Written instruction.
Identify the lines holding "Kokoonpanoluettelo" and copy them.

-------- Records to use --------

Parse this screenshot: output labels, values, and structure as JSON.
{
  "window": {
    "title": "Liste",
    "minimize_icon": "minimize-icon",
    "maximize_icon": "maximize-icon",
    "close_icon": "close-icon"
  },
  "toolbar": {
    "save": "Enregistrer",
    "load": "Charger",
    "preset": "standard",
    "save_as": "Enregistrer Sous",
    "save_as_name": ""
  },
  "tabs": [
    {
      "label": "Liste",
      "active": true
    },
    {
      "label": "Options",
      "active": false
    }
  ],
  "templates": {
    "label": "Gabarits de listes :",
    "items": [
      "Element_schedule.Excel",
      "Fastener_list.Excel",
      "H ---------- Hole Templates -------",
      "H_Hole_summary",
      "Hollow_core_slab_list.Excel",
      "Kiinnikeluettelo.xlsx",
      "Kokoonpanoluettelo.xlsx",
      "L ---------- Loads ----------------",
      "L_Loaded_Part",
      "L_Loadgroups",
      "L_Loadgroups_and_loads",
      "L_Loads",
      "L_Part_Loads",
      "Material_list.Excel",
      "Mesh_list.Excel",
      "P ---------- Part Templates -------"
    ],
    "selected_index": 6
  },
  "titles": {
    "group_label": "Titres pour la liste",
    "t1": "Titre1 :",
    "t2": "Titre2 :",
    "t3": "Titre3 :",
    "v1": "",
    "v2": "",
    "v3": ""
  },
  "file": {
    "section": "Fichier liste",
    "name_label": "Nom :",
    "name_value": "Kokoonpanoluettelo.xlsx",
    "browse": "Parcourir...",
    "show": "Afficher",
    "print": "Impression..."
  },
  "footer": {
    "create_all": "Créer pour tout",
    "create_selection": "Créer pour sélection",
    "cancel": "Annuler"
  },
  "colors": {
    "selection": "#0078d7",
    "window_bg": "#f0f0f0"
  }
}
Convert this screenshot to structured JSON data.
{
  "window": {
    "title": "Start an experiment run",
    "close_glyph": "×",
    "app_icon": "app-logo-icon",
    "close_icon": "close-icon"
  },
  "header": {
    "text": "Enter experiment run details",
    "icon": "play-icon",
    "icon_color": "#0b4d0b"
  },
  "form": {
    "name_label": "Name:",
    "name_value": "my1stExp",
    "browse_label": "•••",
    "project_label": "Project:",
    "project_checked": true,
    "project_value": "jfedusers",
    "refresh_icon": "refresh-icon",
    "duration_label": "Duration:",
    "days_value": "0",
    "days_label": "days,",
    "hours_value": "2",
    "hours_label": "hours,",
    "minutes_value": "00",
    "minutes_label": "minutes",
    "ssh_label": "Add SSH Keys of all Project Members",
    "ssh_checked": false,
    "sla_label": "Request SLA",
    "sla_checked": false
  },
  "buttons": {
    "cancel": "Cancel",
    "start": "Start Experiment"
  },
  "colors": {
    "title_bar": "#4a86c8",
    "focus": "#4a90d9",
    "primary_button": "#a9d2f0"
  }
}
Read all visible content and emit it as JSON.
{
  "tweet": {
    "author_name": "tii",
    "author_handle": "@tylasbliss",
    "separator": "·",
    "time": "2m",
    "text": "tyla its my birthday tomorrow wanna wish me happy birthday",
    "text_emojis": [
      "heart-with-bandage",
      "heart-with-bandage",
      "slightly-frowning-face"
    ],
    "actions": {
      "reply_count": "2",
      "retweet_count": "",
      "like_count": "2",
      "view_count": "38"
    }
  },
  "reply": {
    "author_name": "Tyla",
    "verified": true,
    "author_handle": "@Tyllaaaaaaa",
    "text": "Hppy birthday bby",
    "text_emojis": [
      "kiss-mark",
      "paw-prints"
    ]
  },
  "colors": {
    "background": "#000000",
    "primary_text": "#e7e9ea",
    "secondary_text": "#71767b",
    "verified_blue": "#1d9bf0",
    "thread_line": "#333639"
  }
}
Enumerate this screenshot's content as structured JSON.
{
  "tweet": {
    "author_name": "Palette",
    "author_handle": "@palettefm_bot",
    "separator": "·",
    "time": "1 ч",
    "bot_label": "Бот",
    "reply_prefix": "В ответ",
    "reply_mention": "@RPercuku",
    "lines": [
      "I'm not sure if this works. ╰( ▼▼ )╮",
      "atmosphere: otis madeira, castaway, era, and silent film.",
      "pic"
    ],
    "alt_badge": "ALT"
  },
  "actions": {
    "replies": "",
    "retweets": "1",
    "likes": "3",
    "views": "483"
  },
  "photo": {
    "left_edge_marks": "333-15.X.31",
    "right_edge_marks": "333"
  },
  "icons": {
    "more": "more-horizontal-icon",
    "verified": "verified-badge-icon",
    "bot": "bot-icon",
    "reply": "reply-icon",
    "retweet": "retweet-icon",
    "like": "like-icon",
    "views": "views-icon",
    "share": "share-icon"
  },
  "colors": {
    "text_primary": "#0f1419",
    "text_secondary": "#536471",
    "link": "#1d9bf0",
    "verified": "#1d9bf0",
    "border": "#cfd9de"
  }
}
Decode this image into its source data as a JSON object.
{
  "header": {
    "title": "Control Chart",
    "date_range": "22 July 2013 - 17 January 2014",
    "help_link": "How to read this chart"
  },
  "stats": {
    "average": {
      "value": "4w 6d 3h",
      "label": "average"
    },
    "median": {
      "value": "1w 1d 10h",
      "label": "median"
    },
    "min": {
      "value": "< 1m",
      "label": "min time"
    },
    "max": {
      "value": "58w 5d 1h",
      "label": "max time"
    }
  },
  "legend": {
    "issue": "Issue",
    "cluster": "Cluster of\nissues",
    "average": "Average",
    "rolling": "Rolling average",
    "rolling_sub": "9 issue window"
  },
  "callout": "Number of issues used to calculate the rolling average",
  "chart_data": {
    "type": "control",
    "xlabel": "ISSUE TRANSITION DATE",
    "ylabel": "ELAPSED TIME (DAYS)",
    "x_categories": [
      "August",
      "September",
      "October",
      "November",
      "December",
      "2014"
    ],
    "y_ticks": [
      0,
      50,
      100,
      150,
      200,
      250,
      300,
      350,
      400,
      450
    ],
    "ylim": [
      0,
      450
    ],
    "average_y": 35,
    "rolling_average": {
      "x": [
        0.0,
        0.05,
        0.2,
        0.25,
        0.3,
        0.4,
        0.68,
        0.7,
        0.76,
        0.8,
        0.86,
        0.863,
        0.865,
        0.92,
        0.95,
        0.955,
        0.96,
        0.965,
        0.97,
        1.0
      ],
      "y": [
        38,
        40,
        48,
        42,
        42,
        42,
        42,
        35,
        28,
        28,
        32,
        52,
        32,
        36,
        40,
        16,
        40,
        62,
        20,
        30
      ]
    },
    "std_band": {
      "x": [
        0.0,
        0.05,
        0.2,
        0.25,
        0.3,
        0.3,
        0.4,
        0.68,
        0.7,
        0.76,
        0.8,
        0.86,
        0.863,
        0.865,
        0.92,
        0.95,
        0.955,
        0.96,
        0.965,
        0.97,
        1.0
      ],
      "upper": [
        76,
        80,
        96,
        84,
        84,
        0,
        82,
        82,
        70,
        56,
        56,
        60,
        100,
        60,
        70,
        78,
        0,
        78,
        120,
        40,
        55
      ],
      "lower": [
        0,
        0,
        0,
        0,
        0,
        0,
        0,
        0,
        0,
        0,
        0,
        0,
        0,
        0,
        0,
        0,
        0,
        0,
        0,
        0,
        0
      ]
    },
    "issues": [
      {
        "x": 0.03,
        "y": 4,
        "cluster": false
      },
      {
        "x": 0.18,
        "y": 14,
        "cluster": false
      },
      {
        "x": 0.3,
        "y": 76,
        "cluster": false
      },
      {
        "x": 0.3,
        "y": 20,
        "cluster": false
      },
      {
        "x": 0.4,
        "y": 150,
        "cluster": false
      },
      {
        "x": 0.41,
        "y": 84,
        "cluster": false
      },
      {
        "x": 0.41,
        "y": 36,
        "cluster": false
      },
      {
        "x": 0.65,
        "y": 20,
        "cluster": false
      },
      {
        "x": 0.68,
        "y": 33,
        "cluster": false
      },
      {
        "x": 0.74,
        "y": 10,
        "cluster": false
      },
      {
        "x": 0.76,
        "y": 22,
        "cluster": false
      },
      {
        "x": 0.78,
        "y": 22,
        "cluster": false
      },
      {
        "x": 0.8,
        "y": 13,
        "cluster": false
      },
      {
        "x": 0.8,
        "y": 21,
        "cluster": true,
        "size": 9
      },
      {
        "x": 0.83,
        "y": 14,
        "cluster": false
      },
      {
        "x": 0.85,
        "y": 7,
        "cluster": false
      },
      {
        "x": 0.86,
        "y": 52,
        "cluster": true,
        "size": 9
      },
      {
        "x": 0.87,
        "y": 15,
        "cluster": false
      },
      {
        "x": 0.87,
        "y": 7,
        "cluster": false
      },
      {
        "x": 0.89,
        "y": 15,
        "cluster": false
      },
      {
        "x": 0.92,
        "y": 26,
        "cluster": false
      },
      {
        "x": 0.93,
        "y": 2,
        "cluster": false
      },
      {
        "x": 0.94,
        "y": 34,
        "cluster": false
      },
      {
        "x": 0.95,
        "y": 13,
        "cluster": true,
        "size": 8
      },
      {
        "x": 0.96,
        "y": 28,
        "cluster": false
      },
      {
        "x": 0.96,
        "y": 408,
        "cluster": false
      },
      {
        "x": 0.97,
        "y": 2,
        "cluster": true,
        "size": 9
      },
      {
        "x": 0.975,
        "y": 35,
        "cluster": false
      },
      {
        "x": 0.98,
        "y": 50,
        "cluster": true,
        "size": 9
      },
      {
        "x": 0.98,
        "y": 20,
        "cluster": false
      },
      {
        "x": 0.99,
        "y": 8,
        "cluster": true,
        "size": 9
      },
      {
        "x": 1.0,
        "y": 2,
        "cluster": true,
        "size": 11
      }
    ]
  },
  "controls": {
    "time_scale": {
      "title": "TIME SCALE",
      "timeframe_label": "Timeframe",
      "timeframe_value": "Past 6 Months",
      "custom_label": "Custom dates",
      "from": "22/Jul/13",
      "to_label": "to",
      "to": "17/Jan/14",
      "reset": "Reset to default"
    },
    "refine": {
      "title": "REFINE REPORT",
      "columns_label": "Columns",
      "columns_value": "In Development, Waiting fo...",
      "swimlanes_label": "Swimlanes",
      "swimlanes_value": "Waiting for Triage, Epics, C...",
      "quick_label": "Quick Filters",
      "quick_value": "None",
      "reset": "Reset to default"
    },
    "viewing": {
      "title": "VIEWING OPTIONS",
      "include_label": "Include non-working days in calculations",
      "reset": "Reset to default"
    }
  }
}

--------

Exercise response.
      "Kokoonpanoluettelo.xlsx",
    "name_value": "Kokoonpanoluettelo.xlsx",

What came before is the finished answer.